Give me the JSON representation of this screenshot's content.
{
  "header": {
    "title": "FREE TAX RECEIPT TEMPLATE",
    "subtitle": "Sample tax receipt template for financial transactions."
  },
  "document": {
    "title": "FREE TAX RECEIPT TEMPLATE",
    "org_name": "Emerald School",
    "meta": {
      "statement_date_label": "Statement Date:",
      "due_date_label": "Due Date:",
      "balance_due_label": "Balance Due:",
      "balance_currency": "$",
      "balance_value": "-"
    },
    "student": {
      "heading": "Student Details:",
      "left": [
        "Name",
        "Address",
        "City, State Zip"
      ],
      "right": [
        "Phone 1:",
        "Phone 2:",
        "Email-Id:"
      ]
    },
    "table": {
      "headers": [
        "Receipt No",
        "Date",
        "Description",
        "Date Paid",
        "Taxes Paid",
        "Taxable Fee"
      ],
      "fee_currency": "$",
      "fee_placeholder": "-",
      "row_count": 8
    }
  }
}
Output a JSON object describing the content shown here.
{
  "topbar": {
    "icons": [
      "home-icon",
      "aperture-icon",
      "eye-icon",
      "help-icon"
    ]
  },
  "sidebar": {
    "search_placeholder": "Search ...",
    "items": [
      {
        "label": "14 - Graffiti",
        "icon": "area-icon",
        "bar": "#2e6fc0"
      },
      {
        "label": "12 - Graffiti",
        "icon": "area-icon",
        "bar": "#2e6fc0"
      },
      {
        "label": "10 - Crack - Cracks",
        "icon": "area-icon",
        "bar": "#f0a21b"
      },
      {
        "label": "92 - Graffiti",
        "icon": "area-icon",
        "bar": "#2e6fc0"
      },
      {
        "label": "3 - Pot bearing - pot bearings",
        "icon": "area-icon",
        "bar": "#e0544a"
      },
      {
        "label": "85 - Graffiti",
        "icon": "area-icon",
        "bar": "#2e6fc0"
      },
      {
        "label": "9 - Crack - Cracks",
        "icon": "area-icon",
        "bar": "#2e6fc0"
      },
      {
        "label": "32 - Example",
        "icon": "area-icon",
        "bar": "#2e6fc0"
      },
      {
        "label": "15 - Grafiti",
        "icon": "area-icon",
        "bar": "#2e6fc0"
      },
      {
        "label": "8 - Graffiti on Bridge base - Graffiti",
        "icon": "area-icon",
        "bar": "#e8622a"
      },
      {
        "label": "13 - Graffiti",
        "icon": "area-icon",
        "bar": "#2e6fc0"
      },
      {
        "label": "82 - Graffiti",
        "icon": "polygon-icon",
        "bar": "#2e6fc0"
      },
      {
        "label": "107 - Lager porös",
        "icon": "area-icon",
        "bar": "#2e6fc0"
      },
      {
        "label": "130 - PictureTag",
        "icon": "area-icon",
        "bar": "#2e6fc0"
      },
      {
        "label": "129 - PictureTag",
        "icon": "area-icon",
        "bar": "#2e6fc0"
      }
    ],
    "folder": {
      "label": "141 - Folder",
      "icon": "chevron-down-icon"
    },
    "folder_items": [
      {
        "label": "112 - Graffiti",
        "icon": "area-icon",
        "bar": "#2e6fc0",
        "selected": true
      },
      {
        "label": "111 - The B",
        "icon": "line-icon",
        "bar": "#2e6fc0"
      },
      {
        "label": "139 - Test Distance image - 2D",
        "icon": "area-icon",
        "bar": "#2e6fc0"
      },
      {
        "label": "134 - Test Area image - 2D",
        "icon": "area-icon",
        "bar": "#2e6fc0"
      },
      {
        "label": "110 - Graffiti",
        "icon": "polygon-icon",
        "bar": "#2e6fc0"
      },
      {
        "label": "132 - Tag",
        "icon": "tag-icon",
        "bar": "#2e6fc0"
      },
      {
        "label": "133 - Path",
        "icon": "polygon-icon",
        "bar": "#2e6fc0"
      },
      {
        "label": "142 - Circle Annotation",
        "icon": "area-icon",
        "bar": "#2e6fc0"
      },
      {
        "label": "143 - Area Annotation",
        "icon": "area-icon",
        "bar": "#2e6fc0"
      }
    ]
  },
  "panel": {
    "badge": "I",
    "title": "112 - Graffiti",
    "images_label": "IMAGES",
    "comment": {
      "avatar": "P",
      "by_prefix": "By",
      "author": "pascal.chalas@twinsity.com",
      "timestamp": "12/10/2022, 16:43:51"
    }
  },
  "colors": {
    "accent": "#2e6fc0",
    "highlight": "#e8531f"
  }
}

::::::

Find every line in the records that has the string "Test", then state how many there are and nothing else.

2